→ Eingabezeilen

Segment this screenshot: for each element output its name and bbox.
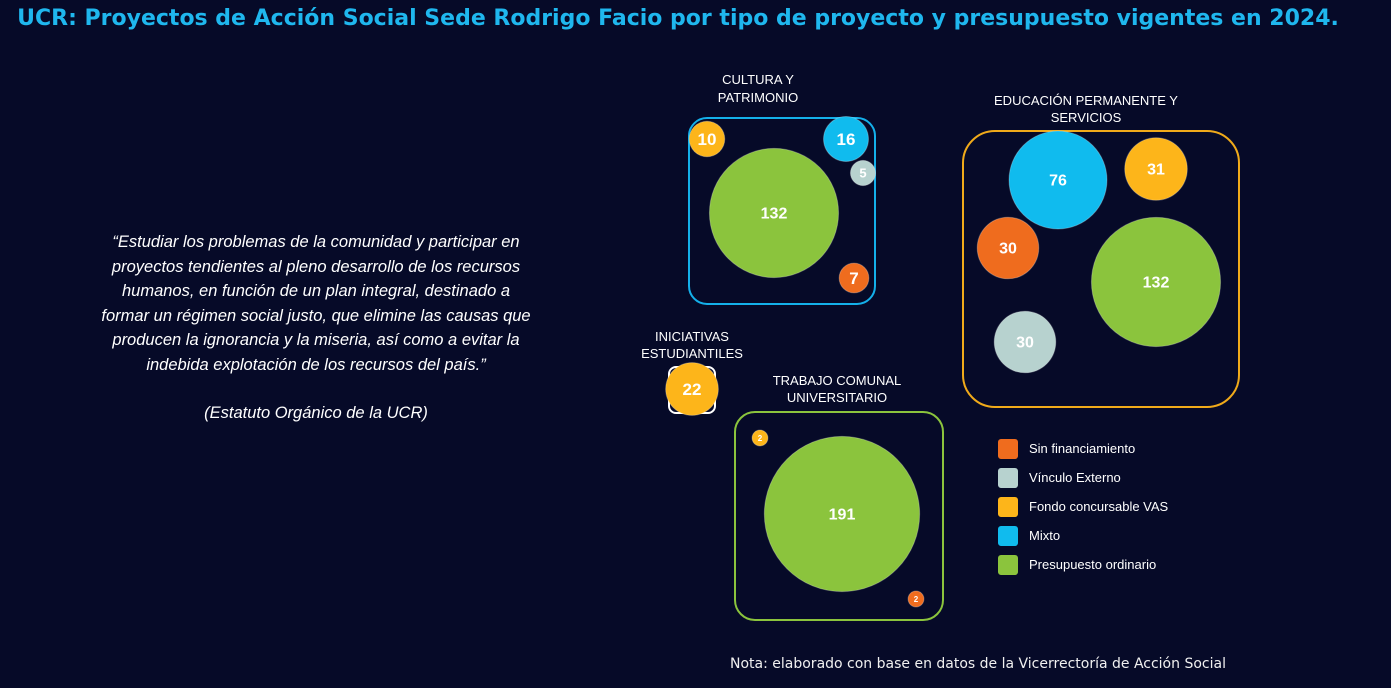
data-label-iniciativas-estudiantiles-fondo-concursable-vas: 22 <box>683 380 702 399</box>
bubble-cultura-y-patrimonio-vinculo-externo <box>849 159 877 187</box>
bubble-educacion-permanente-y-servicios-vinculo-externo <box>993 310 1057 374</box>
group-iniciativas-estudiantiles: INICIATIVAS ESTUDIANTILES 22 <box>641 329 743 416</box>
bubble-trabajo-comunal-universitario-sin-financiamiento <box>907 590 925 608</box>
legend-item-mixto: Mixto <box>998 521 1168 550</box>
quote-block: “Estudiar los problemas de la comunidad … <box>100 230 532 426</box>
data-label-educacion-permanente-y-servicios-sin-financiamiento: 30 <box>999 241 1017 258</box>
bubble-cultura-y-patrimonio-presupuesto-ordinario <box>708 147 840 279</box>
bubble-educacion-permanente-y-servicios-fondo-concursable-vas <box>1124 137 1188 201</box>
group-frame-trabajo-comunal-universitario <box>734 411 944 621</box>
legend: Sin financiamiento Vínculo Externo Fondo c… <box>998 434 1168 579</box>
legend-label: Vínculo Externo <box>1029 470 1121 485</box>
quote-source: (Estatuto Orgánico de la UCR) <box>204 404 428 422</box>
group-title-trabajo-comunal-universitario: UNIVERSITARIO <box>787 390 887 405</box>
data-label-trabajo-comunal-universitario-presupuesto-ordinario: 191 <box>829 507 856 524</box>
data-label-cultura-y-patrimonio-sin-financiamiento: 7 <box>849 269 858 288</box>
bubble-educacion-permanente-y-servicios-presupuesto-ordinario <box>1090 216 1222 348</box>
group-title-cultura-y-patrimonio: PATRIMONIO <box>718 90 798 105</box>
legend-item-sin-financiamiento: Sin financiamiento <box>998 434 1168 463</box>
bubble-iniciativas-estudiantiles-fondo-concursable-vas <box>665 362 719 416</box>
data-label-cultura-y-patrimonio-fondo-concursable-vas: 10 <box>698 130 717 149</box>
group-title-iniciativas-estudiantiles: ESTUDIANTILES <box>641 346 743 361</box>
source-note: Nota: elaborado con base en datos de la … <box>730 656 1226 672</box>
legend-item-vinculo-externo: Vínculo Externo <box>998 463 1168 492</box>
page-title: UCR: Proyectos de Acción Social Sede Rod… <box>17 6 1339 31</box>
bubble-educacion-permanente-y-servicios-mixto <box>1008 130 1108 230</box>
group-frame-cultura-y-patrimonio <box>688 117 876 305</box>
bubble-cultura-y-patrimonio-fondo-concursable-vas <box>688 120 726 158</box>
bubble-educacion-permanente-y-servicios-sin-financiamiento <box>976 216 1040 280</box>
data-label-educacion-permanente-y-servicios-vinculo-externo: 30 <box>1016 335 1034 352</box>
group-title-educacion-permanente-y-servicios: EDUCACIÓN PERMANENTE Y <box>994 93 1178 108</box>
group-cultura-y-patrimonio: CULTURA Y PATRIMONIO 132 10 16 5 7 <box>688 72 877 305</box>
data-label-trabajo-comunal-universitario-fondo-concursable-vas: 2 <box>758 434 763 443</box>
bubble-trabajo-comunal-universitario-presupuesto-ordinario <box>763 435 921 593</box>
data-label-educacion-permanente-y-servicios-fondo-concursable-vas: 31 <box>1147 162 1165 179</box>
bubble-cultura-y-patrimonio-sin-financiamiento <box>838 262 870 294</box>
group-title-educacion-permanente-y-servicios: SERVICIOS <box>1051 110 1122 125</box>
data-label-cultura-y-patrimonio-presupuesto-ordinario: 132 <box>761 206 788 223</box>
legend-item-presupuesto-ordinario: Presupuesto ordinario <box>998 550 1168 579</box>
legend-swatch <box>998 525 1018 546</box>
group-title-iniciativas-estudiantiles: INICIATIVAS <box>655 329 729 344</box>
legend-label: Mixto <box>1029 528 1061 543</box>
legend-swatch <box>998 438 1018 459</box>
data-label-educacion-permanente-y-servicios-presupuesto-ordinario: 132 <box>1143 275 1170 292</box>
quote-text: “Estudiar los problemas de la comunidad … <box>101 233 531 374</box>
legend-label: Fondo concursable VAS <box>1029 499 1169 514</box>
group-title-cultura-y-patrimonio: CULTURA Y <box>722 72 794 87</box>
group-educacion-permanente-y-servicios: EDUCACIÓN PERMANENTE Y SERVICIOS 76 31 30 132… <box>962 93 1240 408</box>
group-trabajo-comunal-universitario: TRABAJO COMUNAL UNIVERSITARIO 191 2 2 <box>734 373 944 621</box>
legend-swatch <box>998 554 1018 575</box>
data-label-trabajo-comunal-universitario-sin-financiamiento: 2 <box>914 595 919 604</box>
data-label-educacion-permanente-y-servicios-mixto: 76 <box>1049 173 1067 190</box>
legend-label: Presupuesto ordinario <box>1029 557 1157 572</box>
legend-swatch <box>998 496 1018 517</box>
bubble-cultura-y-patrimonio-mixto <box>823 116 869 162</box>
bubble-trabajo-comunal-universitario-fondo-concursable-vas <box>751 429 769 447</box>
group-title-trabajo-comunal-universitario: TRABAJO COMUNAL <box>773 373 902 388</box>
data-label-cultura-y-patrimonio-vinculo-externo: 5 <box>859 166 866 181</box>
data-label-cultura-y-patrimonio-mixto: 16 <box>837 130 856 149</box>
legend-label: Sin financiamiento <box>1029 441 1136 456</box>
legend-swatch <box>998 467 1018 488</box>
legend-item-fondo-concursable-vas: Fondo concursable VAS <box>998 492 1168 521</box>
group-frame-educacion-permanente-y-servicios <box>962 130 1240 408</box>
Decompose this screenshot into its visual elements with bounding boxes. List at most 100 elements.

→ Aufgabe
Stelle alles von der Zeile mit „380 702 399</box>“ bis hinunter zur Zeile mit „bubble-cultura-y-patrimonio-fondo-concursable-vas <box>688 120“ in den Einträgen oben als JSON-Liste von Zeichenketten dar, mit einer Zeichenkette je Zeile und ohne Leerzeilen. Beide Grenzzeilen gehören dazu.

→ Antwort zur Aufgabe
[
  "data-label-iniciativas-estudiantiles-fondo-concursable-vas: 22 <box>683 380 702 399</box>",
  "bubble-cultura-y-patrimonio-vinculo-externo <box>849 159 877 187</box>",
  "bubble-educacion-permanente-y-servicios-vinculo-externo <box>993 310 1057 374</box>",
  "group-iniciativas-estudiantiles: INICIATIVAS ESTUDIANTILES 22 <box>641 329 743 416</box>",
  "bubble-trabajo-comunal-universitario-sin-financiamiento <box>907 590 925 608</box>",
  "legend-item-mixto: Mixto <box>998 521 1168 550</box>",
  "quote-block: “Estudiar los problemas de la comunidad … <box>100 230 532 426</box>",
  "data-label-educacion-permanente-y-servicios-sin-financiamiento: 30 <box>999 241 1017 258</box>",
  "bubble-cultura-y-patrimonio-presupuesto-ordinario <box>708 147 840 279</box>",
  "bubble-educacion-permanente-y-servicios-fondo-concursable-vas <box>1124 137 1188 201</box>",
  "group-frame-trabajo-comunal-universitario <box>734 411 944 621</box>",
  "legend: Sin financiamiento Vínculo Externo Fondo c… <box>998 434 1168 579</box>",
  "legend-label: Vínculo Externo <box>1029 470 1121 485</box>",
  "quote-source: (Estatuto Orgánico de la UCR) <box>204 404 428 422</box>",
  "group-title-trabajo-comunal-universitario: UNIVERSITARIO <box>787 390 887 405</box>",
  "data-label-trabajo-comunal-universitario-presupuesto-ordinario: 191 <box>829 507 856 524</box>",
  "data-label-cultura-y-patrimonio-sin-financiamiento: 7 <box>849 269 858 288</box>",
  "bubble-educacion-permanente-y-servicios-presupuesto-ordinario <box>1090 216 1222 348</box>",
  "group-title-cultura-y-patrimonio: PATRIMONIO <box>718 90 798 105</box>",
  "legend-item-sin-financiamiento: Sin financiamiento <box>998 434 1168 463</box>",
  "bubble-iniciativas-estudiantiles-fondo-concursable-vas <box>665 362 719 416</box>",
  "data-label-cultura-y-patrimonio-fondo-concursable-vas: 10 <box>698 130 717 149</box>",
  "group-title-iniciativas-estudiantiles: ESTUDIANTILES <box>641 346 743 361</box>",
  "source-note: Nota: elaborado con base en datos de la … <box>730 656 1226 672</box>",
  "legend-item-vinculo-externo: Vínculo Externo <box>998 463 1168 492</box>",
  "page-title: UCR: Proyectos de Acción Social Sede Rod… <box>17 6 1339 31</box>",
  "bubble-educacion-permanente-y-servicios-mixto <box>1008 130 1108 230</box>",
  "group-frame-cultura-y-patrimonio <box>688 117 876 305</box>",
  "bubble-cultura-y-patrimonio-fondo-concursable-vas <box>688 120 726 158</box>"
]